------ Source data
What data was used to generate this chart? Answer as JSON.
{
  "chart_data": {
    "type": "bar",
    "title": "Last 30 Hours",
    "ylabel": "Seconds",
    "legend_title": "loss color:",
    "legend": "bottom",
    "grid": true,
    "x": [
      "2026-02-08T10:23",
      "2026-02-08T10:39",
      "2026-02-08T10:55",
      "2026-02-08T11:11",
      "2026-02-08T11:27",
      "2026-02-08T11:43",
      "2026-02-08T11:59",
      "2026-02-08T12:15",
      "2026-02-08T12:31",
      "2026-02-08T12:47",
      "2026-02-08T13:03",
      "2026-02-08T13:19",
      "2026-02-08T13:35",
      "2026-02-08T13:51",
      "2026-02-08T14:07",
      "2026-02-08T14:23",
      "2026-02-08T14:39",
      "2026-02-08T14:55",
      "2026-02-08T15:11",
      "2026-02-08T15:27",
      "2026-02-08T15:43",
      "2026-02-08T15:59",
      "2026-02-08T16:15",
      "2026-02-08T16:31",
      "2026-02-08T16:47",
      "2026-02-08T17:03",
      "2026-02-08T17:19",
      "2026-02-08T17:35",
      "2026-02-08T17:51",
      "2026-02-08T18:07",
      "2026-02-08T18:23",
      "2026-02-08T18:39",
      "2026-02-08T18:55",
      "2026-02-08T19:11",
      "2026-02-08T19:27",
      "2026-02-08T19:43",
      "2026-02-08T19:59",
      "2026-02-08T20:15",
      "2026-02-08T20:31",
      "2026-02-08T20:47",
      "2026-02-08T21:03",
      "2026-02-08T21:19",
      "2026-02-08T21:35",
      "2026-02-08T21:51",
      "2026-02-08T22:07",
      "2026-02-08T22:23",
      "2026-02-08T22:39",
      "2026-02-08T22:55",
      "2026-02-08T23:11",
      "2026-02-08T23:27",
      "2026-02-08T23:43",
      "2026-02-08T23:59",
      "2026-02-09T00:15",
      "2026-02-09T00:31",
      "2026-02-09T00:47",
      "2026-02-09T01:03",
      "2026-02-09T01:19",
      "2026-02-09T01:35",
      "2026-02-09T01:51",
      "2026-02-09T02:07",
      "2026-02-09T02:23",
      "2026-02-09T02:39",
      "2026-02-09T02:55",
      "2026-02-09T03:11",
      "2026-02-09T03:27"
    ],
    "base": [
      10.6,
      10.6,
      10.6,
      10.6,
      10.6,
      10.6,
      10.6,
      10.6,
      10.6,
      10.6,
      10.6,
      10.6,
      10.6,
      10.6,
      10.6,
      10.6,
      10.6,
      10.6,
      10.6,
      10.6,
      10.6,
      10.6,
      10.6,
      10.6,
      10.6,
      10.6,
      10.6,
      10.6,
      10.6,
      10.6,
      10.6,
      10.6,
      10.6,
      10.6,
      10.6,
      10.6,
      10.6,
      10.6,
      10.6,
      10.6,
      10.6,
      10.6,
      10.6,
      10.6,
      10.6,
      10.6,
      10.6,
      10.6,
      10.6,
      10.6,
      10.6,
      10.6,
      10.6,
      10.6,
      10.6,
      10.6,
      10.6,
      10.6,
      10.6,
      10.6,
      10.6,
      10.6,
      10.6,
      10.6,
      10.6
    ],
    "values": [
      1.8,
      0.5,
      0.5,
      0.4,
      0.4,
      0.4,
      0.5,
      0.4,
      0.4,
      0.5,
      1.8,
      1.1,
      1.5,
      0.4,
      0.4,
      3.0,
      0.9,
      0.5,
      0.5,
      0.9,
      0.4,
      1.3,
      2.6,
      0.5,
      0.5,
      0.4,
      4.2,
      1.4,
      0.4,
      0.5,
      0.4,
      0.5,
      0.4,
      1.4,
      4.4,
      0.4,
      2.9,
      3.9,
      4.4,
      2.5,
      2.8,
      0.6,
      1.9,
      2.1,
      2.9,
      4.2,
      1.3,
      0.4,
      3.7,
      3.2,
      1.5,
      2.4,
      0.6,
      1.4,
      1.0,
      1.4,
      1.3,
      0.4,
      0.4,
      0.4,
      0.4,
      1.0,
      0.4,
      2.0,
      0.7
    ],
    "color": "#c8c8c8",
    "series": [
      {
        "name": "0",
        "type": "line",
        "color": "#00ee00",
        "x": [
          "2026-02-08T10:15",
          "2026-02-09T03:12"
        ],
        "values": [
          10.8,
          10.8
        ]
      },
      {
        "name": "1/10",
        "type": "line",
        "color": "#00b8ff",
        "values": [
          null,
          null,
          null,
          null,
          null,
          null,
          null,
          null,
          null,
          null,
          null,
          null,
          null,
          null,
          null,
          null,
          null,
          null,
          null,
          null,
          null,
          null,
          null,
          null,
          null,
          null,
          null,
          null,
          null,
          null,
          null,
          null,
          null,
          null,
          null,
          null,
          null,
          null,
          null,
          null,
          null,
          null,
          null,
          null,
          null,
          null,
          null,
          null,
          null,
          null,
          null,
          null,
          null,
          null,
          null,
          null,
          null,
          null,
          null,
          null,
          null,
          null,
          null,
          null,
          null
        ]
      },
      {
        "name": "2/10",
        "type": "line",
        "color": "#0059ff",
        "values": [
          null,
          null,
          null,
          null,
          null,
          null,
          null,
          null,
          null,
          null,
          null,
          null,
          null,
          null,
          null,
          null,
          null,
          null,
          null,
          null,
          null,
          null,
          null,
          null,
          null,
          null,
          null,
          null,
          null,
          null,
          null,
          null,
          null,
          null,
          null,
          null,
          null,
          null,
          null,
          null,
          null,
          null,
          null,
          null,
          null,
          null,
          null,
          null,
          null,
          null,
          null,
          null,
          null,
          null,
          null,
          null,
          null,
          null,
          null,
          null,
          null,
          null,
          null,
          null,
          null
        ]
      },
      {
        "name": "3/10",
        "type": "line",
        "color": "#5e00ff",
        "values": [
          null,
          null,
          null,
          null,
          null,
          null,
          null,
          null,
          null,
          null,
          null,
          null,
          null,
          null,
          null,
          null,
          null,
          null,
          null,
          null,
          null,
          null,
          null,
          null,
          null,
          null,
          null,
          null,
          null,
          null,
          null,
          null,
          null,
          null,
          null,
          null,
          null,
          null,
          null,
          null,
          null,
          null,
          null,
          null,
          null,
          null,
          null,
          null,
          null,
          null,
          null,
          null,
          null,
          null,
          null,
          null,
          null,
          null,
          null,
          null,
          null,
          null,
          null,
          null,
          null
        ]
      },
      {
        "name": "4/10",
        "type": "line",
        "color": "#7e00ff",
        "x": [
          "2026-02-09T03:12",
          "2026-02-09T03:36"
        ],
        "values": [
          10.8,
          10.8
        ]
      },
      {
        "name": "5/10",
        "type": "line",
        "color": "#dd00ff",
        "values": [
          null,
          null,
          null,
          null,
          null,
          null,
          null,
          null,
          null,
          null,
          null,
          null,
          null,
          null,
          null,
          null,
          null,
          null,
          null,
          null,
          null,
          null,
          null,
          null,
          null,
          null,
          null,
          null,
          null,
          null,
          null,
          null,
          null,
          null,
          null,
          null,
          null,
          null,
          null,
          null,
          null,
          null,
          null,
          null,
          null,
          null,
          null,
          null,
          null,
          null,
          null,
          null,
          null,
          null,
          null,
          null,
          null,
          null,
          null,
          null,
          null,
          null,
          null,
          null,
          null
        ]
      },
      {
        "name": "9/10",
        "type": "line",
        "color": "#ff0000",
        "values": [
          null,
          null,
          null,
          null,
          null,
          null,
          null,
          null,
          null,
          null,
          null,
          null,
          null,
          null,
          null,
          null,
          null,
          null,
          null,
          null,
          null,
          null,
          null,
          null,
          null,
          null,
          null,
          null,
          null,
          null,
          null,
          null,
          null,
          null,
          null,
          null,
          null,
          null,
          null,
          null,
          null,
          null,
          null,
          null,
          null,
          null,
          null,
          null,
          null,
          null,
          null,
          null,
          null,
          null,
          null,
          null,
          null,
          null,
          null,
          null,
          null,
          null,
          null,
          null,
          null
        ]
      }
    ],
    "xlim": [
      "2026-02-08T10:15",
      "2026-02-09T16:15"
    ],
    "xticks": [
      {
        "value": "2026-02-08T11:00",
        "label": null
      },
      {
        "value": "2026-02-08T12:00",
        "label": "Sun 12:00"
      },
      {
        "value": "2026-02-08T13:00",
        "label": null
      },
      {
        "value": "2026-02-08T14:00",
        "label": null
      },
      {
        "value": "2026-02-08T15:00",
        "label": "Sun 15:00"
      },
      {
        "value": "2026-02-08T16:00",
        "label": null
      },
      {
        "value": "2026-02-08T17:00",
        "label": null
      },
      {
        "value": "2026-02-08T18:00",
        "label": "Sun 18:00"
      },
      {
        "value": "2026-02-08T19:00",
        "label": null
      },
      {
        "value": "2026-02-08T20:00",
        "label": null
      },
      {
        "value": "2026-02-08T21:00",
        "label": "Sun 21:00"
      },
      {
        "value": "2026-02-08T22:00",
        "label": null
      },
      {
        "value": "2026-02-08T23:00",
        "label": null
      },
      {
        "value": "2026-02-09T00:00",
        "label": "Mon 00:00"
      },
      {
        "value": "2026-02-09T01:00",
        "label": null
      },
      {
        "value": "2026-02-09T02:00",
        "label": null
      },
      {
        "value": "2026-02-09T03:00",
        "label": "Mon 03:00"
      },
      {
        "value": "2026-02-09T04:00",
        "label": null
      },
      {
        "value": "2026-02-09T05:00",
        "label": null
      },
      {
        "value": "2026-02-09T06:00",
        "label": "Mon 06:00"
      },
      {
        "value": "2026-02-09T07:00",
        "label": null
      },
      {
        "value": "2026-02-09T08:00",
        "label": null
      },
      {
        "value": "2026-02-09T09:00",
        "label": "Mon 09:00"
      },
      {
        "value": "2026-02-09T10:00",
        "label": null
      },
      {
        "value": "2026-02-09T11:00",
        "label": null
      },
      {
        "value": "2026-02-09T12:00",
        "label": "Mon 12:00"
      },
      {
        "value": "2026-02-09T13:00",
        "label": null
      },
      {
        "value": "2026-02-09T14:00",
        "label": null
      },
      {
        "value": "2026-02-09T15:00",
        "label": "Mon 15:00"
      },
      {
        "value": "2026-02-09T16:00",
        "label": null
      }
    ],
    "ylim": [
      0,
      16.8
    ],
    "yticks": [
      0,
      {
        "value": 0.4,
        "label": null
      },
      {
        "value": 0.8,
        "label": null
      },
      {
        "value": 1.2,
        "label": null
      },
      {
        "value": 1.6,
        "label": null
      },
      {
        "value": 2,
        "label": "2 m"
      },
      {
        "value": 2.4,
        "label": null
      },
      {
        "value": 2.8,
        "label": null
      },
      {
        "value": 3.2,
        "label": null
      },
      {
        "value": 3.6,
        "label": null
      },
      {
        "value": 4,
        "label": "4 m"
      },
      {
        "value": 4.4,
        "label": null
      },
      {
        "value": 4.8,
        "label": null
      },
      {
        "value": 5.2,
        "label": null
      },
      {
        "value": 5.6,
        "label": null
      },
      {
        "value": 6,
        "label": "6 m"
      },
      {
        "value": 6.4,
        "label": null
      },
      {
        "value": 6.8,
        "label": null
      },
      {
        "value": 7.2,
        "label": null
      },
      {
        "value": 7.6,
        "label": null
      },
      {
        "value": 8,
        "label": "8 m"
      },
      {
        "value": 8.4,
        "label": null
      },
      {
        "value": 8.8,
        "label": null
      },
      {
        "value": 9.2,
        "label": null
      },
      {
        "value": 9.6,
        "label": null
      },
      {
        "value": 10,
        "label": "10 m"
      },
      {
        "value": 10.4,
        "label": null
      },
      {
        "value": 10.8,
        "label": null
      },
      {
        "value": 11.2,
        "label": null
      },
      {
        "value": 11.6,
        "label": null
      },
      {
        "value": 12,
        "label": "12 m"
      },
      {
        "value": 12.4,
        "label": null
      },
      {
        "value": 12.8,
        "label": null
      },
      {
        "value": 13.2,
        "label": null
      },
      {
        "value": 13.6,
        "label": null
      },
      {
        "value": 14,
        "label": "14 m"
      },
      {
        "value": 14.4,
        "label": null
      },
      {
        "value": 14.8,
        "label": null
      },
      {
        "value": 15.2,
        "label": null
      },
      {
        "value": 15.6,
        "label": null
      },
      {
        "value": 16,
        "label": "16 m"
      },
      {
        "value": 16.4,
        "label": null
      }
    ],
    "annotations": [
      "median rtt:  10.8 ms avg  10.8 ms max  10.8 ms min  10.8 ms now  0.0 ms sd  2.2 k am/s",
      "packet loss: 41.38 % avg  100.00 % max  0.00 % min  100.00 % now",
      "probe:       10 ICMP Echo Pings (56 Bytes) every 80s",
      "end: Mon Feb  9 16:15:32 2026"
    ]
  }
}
------------
:: Given task ::
Search the preceding listing for the word "color" and pull out every line that holds it.

:: Output of the exercise ::
    "legend_title": "loss color:",
    "color": "#c8c8c8",
        "color": "#00ee00",
        "color": "#00b8ff",
        "color": "#0059ff",
        "color": "#5e00ff",
        "color": "#7e00ff",
        "color": "#dd00ff",
        "color": "#ff0000",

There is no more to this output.